Requirement:
Type out the complete listing below word for word, without its pictures.

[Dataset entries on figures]

----

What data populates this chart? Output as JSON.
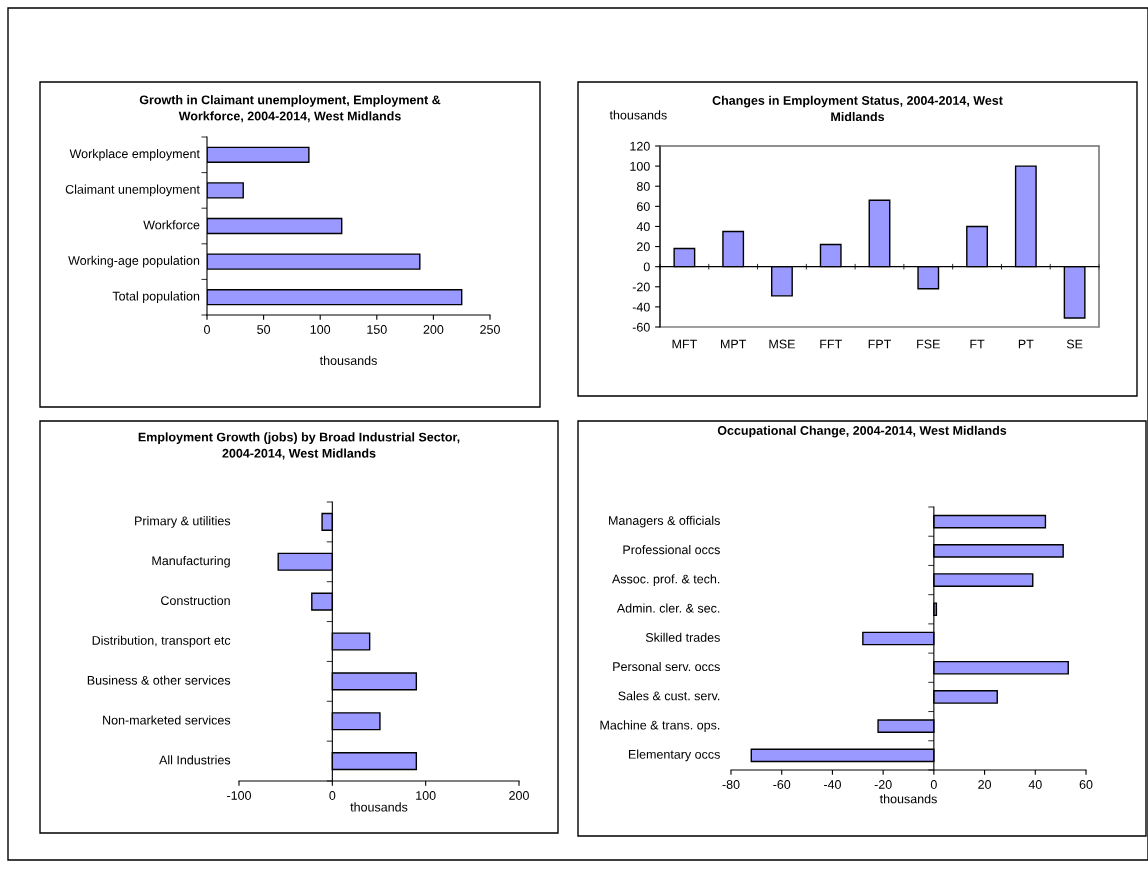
{
  "chart_data": [
    {
      "type": "bar",
      "orientation": "horizontal",
      "title": "Growth in Claimant unemployment, Employment &\nWorkforce, 2004-2014, West Midlands",
      "xlabel": "thousands",
      "categories": [
        "Workplace employment",
        "Claimant unemployment",
        "Workforce",
        "Working-age population",
        "Total population"
      ],
      "values": [
        90,
        32,
        119,
        188,
        225
      ],
      "color": "#9999ff",
      "xlim": [
        0,
        250
      ],
      "xticks": [
        0,
        50,
        100,
        150,
        200,
        250
      ]
    },
    {
      "type": "bar",
      "title": "Changes in Employment Status, 2004-2014, West\nMidlands",
      "ylabel": "thousands",
      "categories": [
        "MFT",
        "MPT",
        "MSE",
        "FFT",
        "FPT",
        "FSE",
        "FT",
        "PT",
        "SE"
      ],
      "values": [
        18,
        35,
        -29,
        22,
        66,
        -22,
        40,
        100,
        -51
      ],
      "color": "#9999ff",
      "ylim": [
        -60,
        120
      ],
      "yticks": [
        -60,
        -40,
        -20,
        0,
        20,
        40,
        60,
        80,
        100,
        120
      ]
    },
    {
      "type": "bar",
      "orientation": "horizontal",
      "title": "Employment Growth (jobs) by Broad Industrial Sector,\n2004-2014, West Midlands",
      "xlabel": "thousands",
      "categories": [
        "Primary & utilities",
        "Manufacturing",
        "Construction",
        "Distribution, transport etc",
        "Business & other services",
        "Non-marketed services",
        "All Industries"
      ],
      "values": [
        -11,
        -58,
        -22,
        40,
        90,
        51,
        90
      ],
      "color": "#9999ff",
      "xlim": [
        -100,
        200
      ],
      "xticks": [
        -100,
        0,
        100,
        200
      ]
    },
    {
      "type": "bar",
      "orientation": "horizontal",
      "title": "Occupational Change, 2004-2014, West Midlands",
      "xlabel": "thousands",
      "categories": [
        "Managers & officials",
        "Professional occs",
        "Assoc. prof. & tech.",
        "Admin. cler. & sec.",
        "Skilled trades",
        "Personal serv. occs",
        "Sales & cust. serv.",
        "Machine & trans. ops.",
        "Elementary occs"
      ],
      "values": [
        44,
        51,
        39,
        1,
        -28,
        53,
        25,
        -22,
        -72
      ],
      "color": "#9999ff",
      "xlim": [
        -80,
        60
      ],
      "xticks": [
        -80,
        -60,
        -40,
        -20,
        0,
        20,
        40,
        60
      ]
    }
  ]
}
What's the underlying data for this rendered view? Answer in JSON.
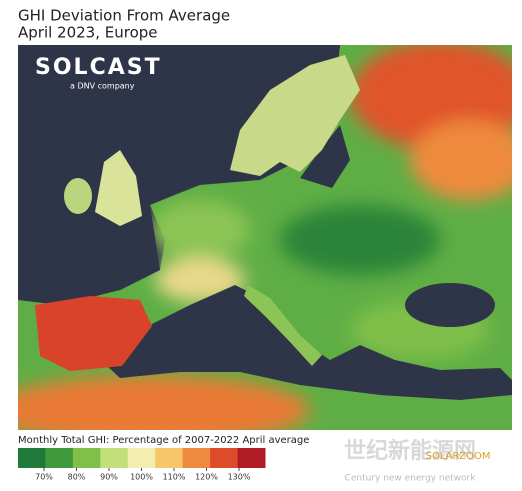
{
  "header": {
    "title": "GHI Deviation From Average",
    "subtitle": "April 2023, Europe"
  },
  "logo": {
    "name": "SOLCAST",
    "tagline": "a DNV company"
  },
  "chart_data": {
    "type": "colorbar",
    "title": "Monthly Total GHI: Percentage of 2007-2022 April average",
    "clim": [
      62,
      138
    ],
    "ticks": [
      {
        "value": 70,
        "label": "70%"
      },
      {
        "value": 80,
        "label": "80%"
      },
      {
        "value": 90,
        "label": "90%"
      },
      {
        "value": 100,
        "label": "100%"
      },
      {
        "value": 110,
        "label": "110%"
      },
      {
        "value": 120,
        "label": "120%"
      },
      {
        "value": 130,
        "label": "130%"
      }
    ],
    "colors": [
      "#1f7a3a",
      "#3f9a3c",
      "#7fbf4a",
      "#c3df7a",
      "#f3eeb0",
      "#f7c56a",
      "#ef8a3e",
      "#de4b2a",
      "#b01c26"
    ]
  },
  "watermark": {
    "site": "世纪新能源网",
    "site_en": "Century new energy network",
    "brand": "SOLARZOOM"
  }
}
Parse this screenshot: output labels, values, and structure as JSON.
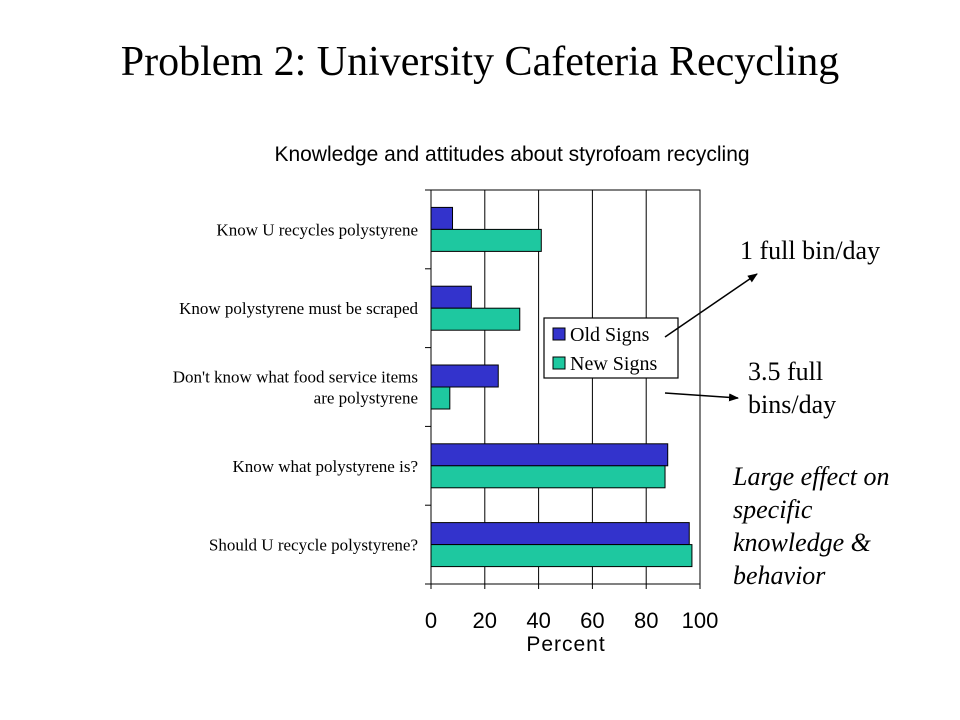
{
  "slide_title": "Problem 2: University Cafeteria Recycling",
  "chart_data": {
    "type": "bar",
    "orientation": "horizontal",
    "title": "Knowledge and attitudes about styrofoam recycling",
    "xlabel": "Percent",
    "ylabel": "",
    "xlim": [
      0,
      100
    ],
    "x_ticks": [
      "0",
      "20",
      "40",
      "60",
      "80",
      "100"
    ],
    "categories": [
      [
        "Know U recycles polystyrene"
      ],
      [
        "Know polystyrene must be scraped"
      ],
      [
        "Don't know what food service items",
        "are polystyrene"
      ],
      [
        "Know what polystyrene is?"
      ],
      [
        "Should U recycle polystyrene?"
      ]
    ],
    "series": [
      {
        "name": "Old Signs",
        "color": "#3333cc",
        "values": [
          8,
          15,
          25,
          88,
          96
        ]
      },
      {
        "name": "New Signs",
        "color": "#1ec8a0",
        "values": [
          41,
          33,
          7,
          87,
          97
        ]
      }
    ],
    "grid": "vertical",
    "legend_position": "center-right"
  },
  "annotations": {
    "note_1": "1 full bin/day",
    "note_2": "3.5 full bins/day",
    "note_3": "Large effect on specific knowledge & behavior"
  }
}
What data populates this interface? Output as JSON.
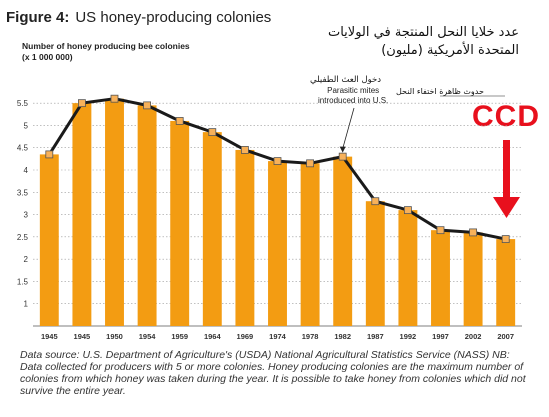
{
  "header": {
    "figure_label": "Figure 4:",
    "title": "US honey-producing colonies",
    "arabic_title_line1": "عدد خلايا النحل المنتجة في الولايات",
    "arabic_title_line2": "المتحدة الأمريكية (مليون)"
  },
  "annotations": {
    "arabic_mites": "دخول العث الطفيلي",
    "mites_line1": "Parasitic mites",
    "mites_line2": "introduced into U.S.",
    "arabic_ccd": "حدوث ظاهرة اختفاء النحل",
    "ccd_label": "CCD"
  },
  "colors": {
    "bar": "#f39c12",
    "line": "#1a1a1a",
    "marker_fill": "#f7b15a",
    "ccd_red": "#e8101d",
    "grid": "#9a9a9a"
  },
  "footnote": "Data source: U.S. Department of Agriculture's (USDA) National Agricultural Statistics Service (NASS) NB: Data collected for producers with 5 or more colonies. Honey producing colonies are the maximum number of colonies from which honey was taken during the year. It is possible to take honey from colonies which did not survive the entire year.",
  "chart_data": {
    "type": "bar",
    "ylabel_line1": "Number of honey producing bee colonies",
    "ylabel_line2": "(x 1 000 000)",
    "categories": [
      "1945",
      "1945",
      "1950",
      "1954",
      "1959",
      "1964",
      "1969",
      "1974",
      "1978",
      "1982",
      "1987",
      "1992",
      "1997",
      "2002",
      "2007"
    ],
    "values": [
      4.35,
      5.5,
      5.6,
      5.45,
      5.1,
      4.85,
      4.45,
      4.2,
      4.15,
      4.3,
      3.3,
      3.1,
      2.65,
      2.6,
      2.45
    ],
    "yticks": [
      "1",
      "1.5",
      "2",
      "2.5",
      "3",
      "3.5",
      "4",
      "4.5",
      "5",
      "5.5"
    ],
    "ylim": [
      0.5,
      5.75
    ],
    "grid": true,
    "overlay_line": true
  }
}
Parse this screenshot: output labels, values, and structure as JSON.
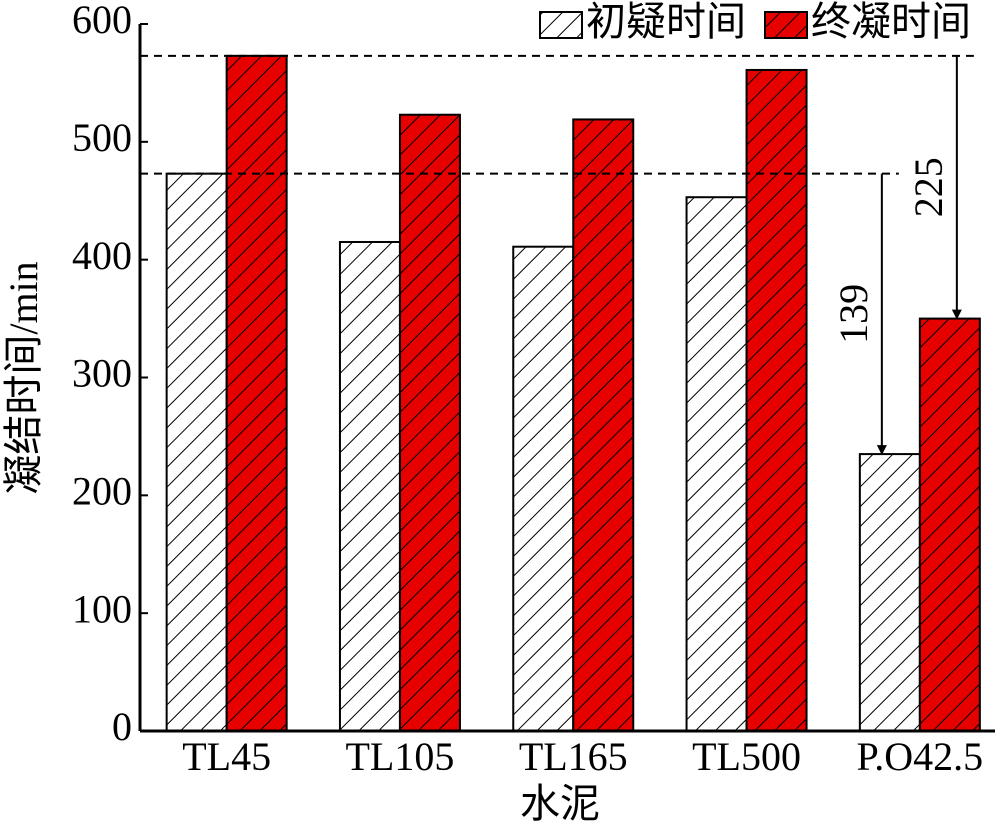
{
  "chart_data": {
    "type": "bar",
    "x_label": "水泥",
    "y_label": "凝结时间/min",
    "categories": [
      "TL45",
      "TL105",
      "TL165",
      "TL500",
      "P.O42.5"
    ],
    "series": [
      {
        "name": "初疑时间",
        "color": "#ffffff",
        "values": [
          473,
          415,
          411,
          453,
          235
        ]
      },
      {
        "name": "终凝时间",
        "color": "#e60000",
        "values": [
          573,
          523,
          519,
          561,
          350
        ]
      }
    ],
    "ylim": [
      0,
      600
    ],
    "yticks": [
      0,
      100,
      200,
      300,
      400,
      500,
      600
    ],
    "annotations": [
      "139",
      "225"
    ]
  }
}
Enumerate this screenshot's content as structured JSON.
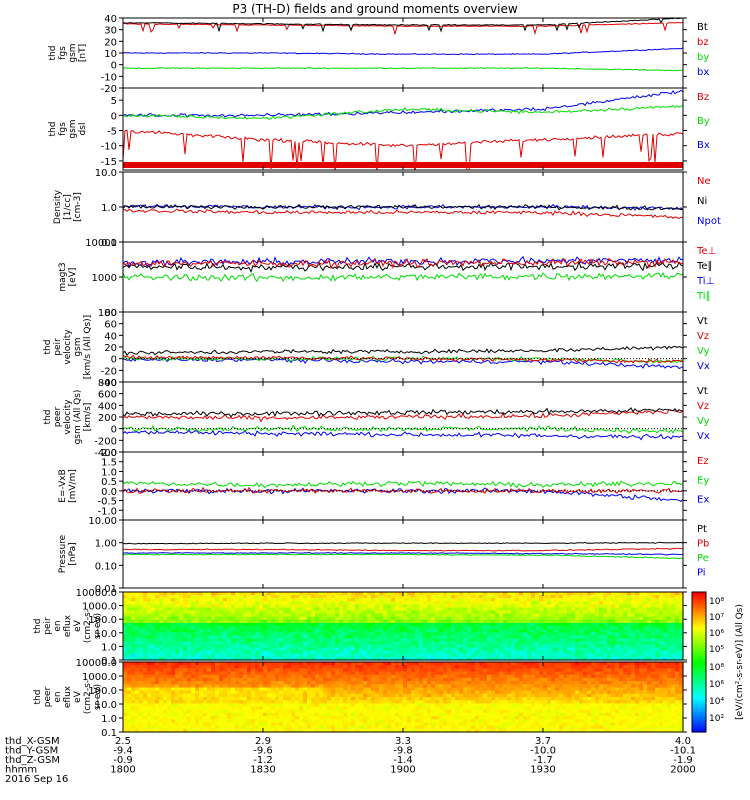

----

Worked solution:
What data populates this chart? Output as JSON.
{
  "chart_data": [
    {
      "type": "bar",
      "orientation": "horizontal",
      "title": "Growth in Claimant unemployment, Employment &\nWorkforce, 2004-2014, West Midlands",
      "xlabel": "thousands",
      "categories": [
        "Workplace employment",
        "Claimant unemployment",
        "Workforce",
        "Working-age population",
        "Total population"
      ],
      "values": [
        90,
        32,
        119,
        188,
        225
      ],
      "color": "#9999ff",
      "xlim": [
        0,
        250
      ],
      "xticks": [
        0,
        50,
        100,
        150,
        200,
        250
      ]
    },
    {
      "type": "bar",
      "title": "Changes in Employment Status, 2004-2014, West\nMidlands",
      "ylabel": "thousands",
      "categories": [
        "MFT",
        "MPT",
        "MSE",
        "FFT",
        "FPT",
        "FSE",
        "FT",
        "PT",
        "SE"
      ],
      "values": [
        18,
        35,
        -29,
        22,
        66,
        -22,
        40,
        100,
        -51
      ],
      "color": "#9999ff",
      "ylim": [
        -60,
        120
      ],
      "yticks": [
        -60,
        -40,
        -20,
        0,
        20,
        40,
        60,
        80,
        100,
        120
      ]
    },
    {
      "type": "bar",
      "orientation": "horizontal",
      "title": "Employment Growth (jobs) by Broad Industrial Sector,\n2004-2014, West Midlands",
      "xlabel": "thousands",
      "categories": [
        "Primary & utilities",
        "Manufacturing",
        "Construction",
        "Distribution, transport etc",
        "Business & other services",
        "Non-marketed services",
        "All Industries"
      ],
      "values": [
        -11,
        -58,
        -22,
        40,
        90,
        51,
        90
      ],
      "color": "#9999ff",
      "xlim": [
        -100,
        200
      ],
      "xticks": [
        -100,
        0,
        100,
        200
      ]
    },
    {
      "type": "bar",
      "orientation": "horizontal",
      "title": "Occupational Change, 2004-2014, West Midlands",
      "xlabel": "thousands",
      "categories": [
        "Managers & officials",
        "Professional occs",
        "Assoc. prof. & tech.",
        "Admin. cler. & sec.",
        "Skilled trades",
        "Personal serv. occs",
        "Sales & cust. serv.",
        "Machine & trans. ops.",
        "Elementary occs"
      ],
      "values": [
        44,
        51,
        39,
        1,
        -28,
        53,
        25,
        -22,
        -72
      ],
      "color": "#9999ff",
      "xlim": [
        -80,
        60
      ],
      "xticks": [
        -80,
        -60,
        -40,
        -20,
        0,
        20,
        40,
        60
      ]
    }
  ]
}
What's the underlying data for this rendered view? Answer in JSON.
{
  "header": {
    "title": "GHI Deviation From Average",
    "subtitle": "April 2023, Europe"
  },
  "logo": {
    "name": "SOLCAST",
    "tagline": "a DNV company"
  },
  "chart_data": {
    "type": "colorbar",
    "title": "Monthly Total GHI: Percentage of 2007-2022 April average",
    "clim": [
      62,
      138
    ],
    "ticks": [
      {
        "value": 70,
        "label": "70%"
      },
      {
        "value": 80,
        "label": "80%"
      },
      {
        "value": 90,
        "label": "90%"
      },
      {
        "value": 100,
        "label": "100%"
      },
      {
        "value": 110,
        "label": "110%"
      },
      {
        "value": 120,
        "label": "120%"
      },
      {
        "value": 130,
        "label": "130%"
      }
    ],
    "colors": [
      "#1f7a3a",
      "#3f9a3c",
      "#7fbf4a",
      "#c3df7a",
      "#f3eeb0",
      "#f7c56a",
      "#ef8a3e",
      "#de4b2a",
      "#b01c26"
    ]
  },
  "watermark": {
    "site": "世纪新能源网",
    "site_en": "Century new energy network",
    "brand": "SOLARZOOM"
  }
}
Parse this screenshot: output labels, values, and structure as JSON.
{
  "slide_title": "Problem 2: University Cafeteria Recycling",
  "chart_data": {
    "type": "bar",
    "orientation": "horizontal",
    "title": "Knowledge and attitudes about styrofoam recycling",
    "xlabel": "Percent",
    "ylabel": "",
    "xlim": [
      0,
      100
    ],
    "x_ticks": [
      "0",
      "20",
      "40",
      "60",
      "80",
      "100"
    ],
    "categories": [
      [
        "Know U recycles polystyrene"
      ],
      [
        "Know polystyrene must be scraped"
      ],
      [
        "Don't know what food service items",
        "are polystyrene"
      ],
      [
        "Know what polystyrene is?"
      ],
      [
        "Should U recycle polystyrene?"
      ]
    ],
    "series": [
      {
        "name": "Old Signs",
        "color": "#3333cc",
        "values": [
          8,
          15,
          25,
          88,
          96
        ]
      },
      {
        "name": "New Signs",
        "color": "#1ec8a0",
        "values": [
          41,
          33,
          7,
          87,
          97
        ]
      }
    ],
    "grid": "vertical",
    "legend_position": "center-right"
  },
  "annotations": {
    "note_1": "1 full bin/day",
    "note_2": "3.5 full bins/day",
    "note_3": "Large effect on specific knowledge & behavior"
  }
}
What data populates this interface? Output as JSON.
{
  "header": {
    "figure_label": "Figure 4:",
    "title": "US honey-producing colonies",
    "arabic_title_line1": "عدد خلايا النحل المنتجة في الولايات",
    "arabic_title_line2": "المتحدة الأمريكية (مليون)"
  },
  "annotations": {
    "arabic_mites": "دخول العث الطفيلي",
    "mites_line1": "Parasitic mites",
    "mites_line2": "introduced into U.S.",
    "arabic_ccd": "حدوث ظاهرة اختفاء النحل",
    "ccd_label": "CCD"
  },
  "colors": {
    "bar": "#f39c12",
    "line": "#1a1a1a",
    "marker_fill": "#f7b15a",
    "ccd_red": "#e8101d",
    "grid": "#9a9a9a"
  },
  "footnote": "Data source: U.S. Department of Agriculture's (USDA) National Agricultural Statistics Service (NASS) NB: Data collected for producers with 5 or more colonies. Honey producing colonies are the maximum number of colonies from which honey was taken during the year. It is possible to take honey from colonies which did not survive the entire year.",
  "chart_data": {
    "type": "bar",
    "ylabel_line1": "Number of honey producing bee colonies",
    "ylabel_line2": "(x 1 000 000)",
    "categories": [
      "1945",
      "1945",
      "1950",
      "1954",
      "1959",
      "1964",
      "1969",
      "1974",
      "1978",
      "1982",
      "1987",
      "1992",
      "1997",
      "2002",
      "2007"
    ],
    "values": [
      4.35,
      5.5,
      5.6,
      5.45,
      5.1,
      4.85,
      4.45,
      4.2,
      4.15,
      4.3,
      3.3,
      3.1,
      2.65,
      2.6,
      2.45
    ],
    "yticks": [
      "1",
      "1.5",
      "2",
      "2.5",
      "3",
      "3.5",
      "4",
      "4.5",
      "5",
      "5.5"
    ],
    "ylim": [
      0.5,
      5.75
    ],
    "grid": true,
    "overlay_line": true
  }
}
Parse this screenshot: output labels, values, and structure as JSON.
{
  "chart_data": {
    "type": "bar",
    "x_label": "水泥",
    "y_label": "凝结时间/min",
    "categories": [
      "TL45",
      "TL105",
      "TL165",
      "TL500",
      "P.O42.5"
    ],
    "series": [
      {
        "name": "初疑时间",
        "color": "#ffffff",
        "values": [
          473,
          415,
          411,
          453,
          235
        ]
      },
      {
        "name": "终凝时间",
        "color": "#e60000",
        "values": [
          573,
          523,
          519,
          561,
          350
        ]
      }
    ],
    "ylim": [
      0,
      600
    ],
    "yticks": [
      0,
      100,
      200,
      300,
      400,
      500,
      600
    ],
    "annotations": [
      "139",
      "225"
    ]
  }
}
Enumerate this screenshot's content as structured JSON.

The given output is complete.